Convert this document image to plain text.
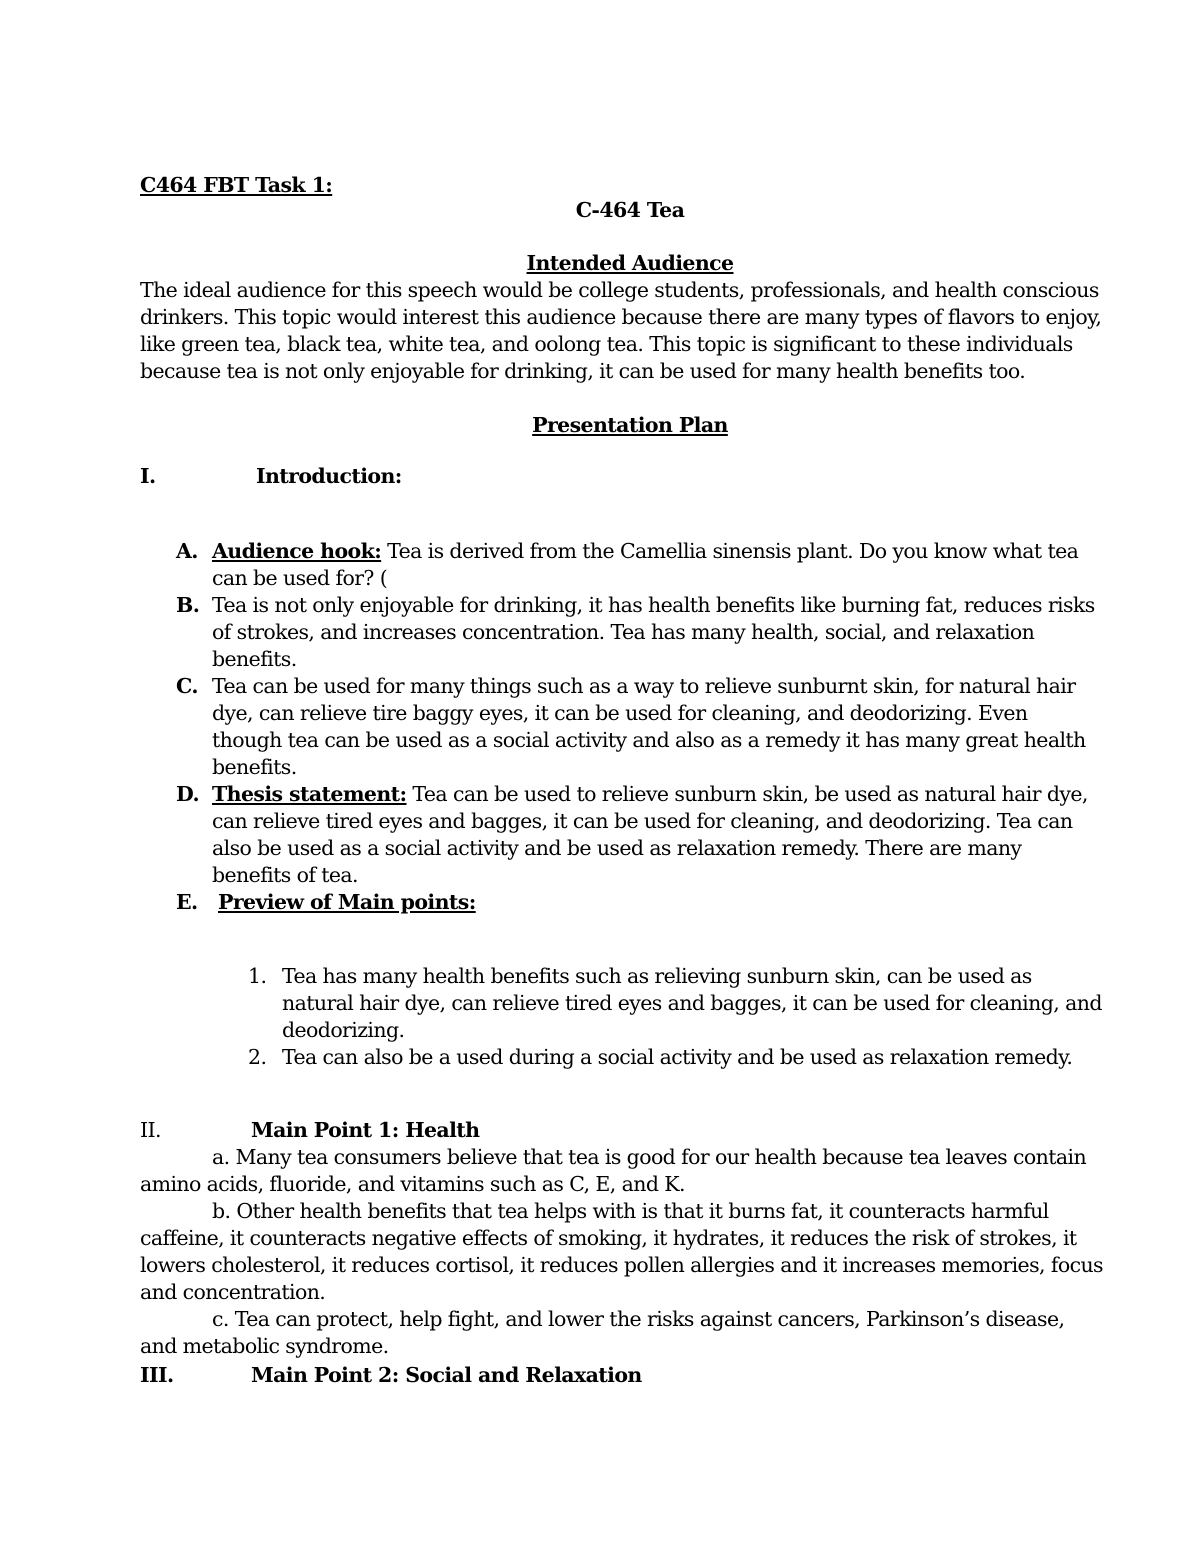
C464 FBT Task 1:
C-464 Tea
Intended Audience
The ideal audience for this speech would be college students, professionals, and health conscious
drinkers. This topic would interest this audience because there are many types of flavors to enjoy,
like green tea, black tea, white tea, and oolong tea. This topic is significant to these individuals
because tea is not only enjoyable for drinking, it can be used for many health benefits too.
Presentation Plan
I.	Introduction:
A. Audience hook: Tea is derived from the Camellia sinensis plant. Do you know what tea
can be used for? (
B. Tea is not only enjoyable for drinking, it has health benefits like burning fat, reduces risks
of strokes, and increases concentration. Tea has many health, social, and relaxation
benefits.
C. Tea can be used for many things such as a way to relieve sunburnt skin, for natural hair
dye, can relieve tire baggy eyes, it can be used for cleaning, and deodorizing. Even
though tea can be used as a social activity and also as a remedy it has many great health
benefits.
D. Thesis statement: Tea can be used to relieve sunburn skin, be used as natural hair dye,
can relieve tired eyes and bagges, it can be used for cleaning, and deodorizing. Tea can
also be used as a social activity and be used as relaxation remedy. There are many
benefits of tea.
E. Preview of Main points:
1. Tea has many health benefits such as relieving sunburn skin, can be used as
natural hair dye, can relieve tired eyes and bagges, it can be used for cleaning, and
deodorizing.
2. Tea can also be a used during a social activity and be used as relaxation remedy.
II.	Main Point 1: Health
a. Many tea consumers believe that tea is good for our health because tea leaves contain
amino acids, fluoride, and vitamins such as C, E, and K.
b. Other health benefits that tea helps with is that it burns fat, it counteracts harmful
caffeine, it counteracts negative effects of smoking, it hydrates, it reduces the risk of strokes, it
lowers cholesterol, it reduces cortisol, it reduces pollen allergies and it increases memories, focus
and concentration.
c. Tea can protect, help fight, and lower the risks against cancers, Parkinson’s disease,
and metabolic syndrome.
III.	Main Point 2: Social and Relaxation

○ ○ ○ ○ ○ ○ ○

* _WRITTEN EXERCISE_
Write every entry out again exactly, dropping the pictures.

* _EXERCISE ANSWER_
Convert this document image to plain text.
C464 FBT Task 1:
C-464 Tea
Intended Audience
The ideal audience for this speech would be college students, professionals, and health conscious
drinkers. This topic would interest this audience because there are many types of flavors to enjoy,
like green tea, black tea, white tea, and oolong tea. This topic is significant to these individuals
because tea is not only enjoyable for drinking, it can be used for many health benefits too.
Presentation Plan
I.	Introduction:
A. Audience hook: Tea is derived from the Camellia sinensis plant. Do you know what tea
can be used for? (
B. Tea is not only enjoyable for drinking, it has health benefits like burning fat, reduces risks
of strokes, and increases concentration. Tea has many health, social, and relaxation
benefits.
C. Tea can be used for many things such as a way to relieve sunburnt skin, for natural hair
dye, can relieve tire baggy eyes, it can be used for cleaning, and deodorizing. Even
though tea can be used as a social activity and also as a remedy it has many great health
benefits.
D. Thesis statement: Tea can be used to relieve sunburn skin, be used as natural hair dye,
can relieve tired eyes and bagges, it can be used for cleaning, and deodorizing. Tea can
also be used as a social activity and be used as relaxation remedy. There are many
benefits of tea.
E. Preview of Main points:
1. Tea has many health benefits such as relieving sunburn skin, can be used as
natural hair dye, can relieve tired eyes and bagges, it can be used for cleaning, and
deodorizing.
2. Tea can also be a used during a social activity and be used as relaxation remedy.
II.	Main Point 1: Health
a. Many tea consumers believe that tea is good for our health because tea leaves contain
amino acids, fluoride, and vitamins such as C, E, and K.
b. Other health benefits that tea helps with is that it burns fat, it counteracts harmful
caffeine, it counteracts negative effects of smoking, it hydrates, it reduces the risk of strokes, it
lowers cholesterol, it reduces cortisol, it reduces pollen allergies and it increases memories, focus
and concentration.
c. Tea can protect, help fight, and lower the risks against cancers, Parkinson’s disease,
and metabolic syndrome.
III.	Main Point 2: Social and Relaxation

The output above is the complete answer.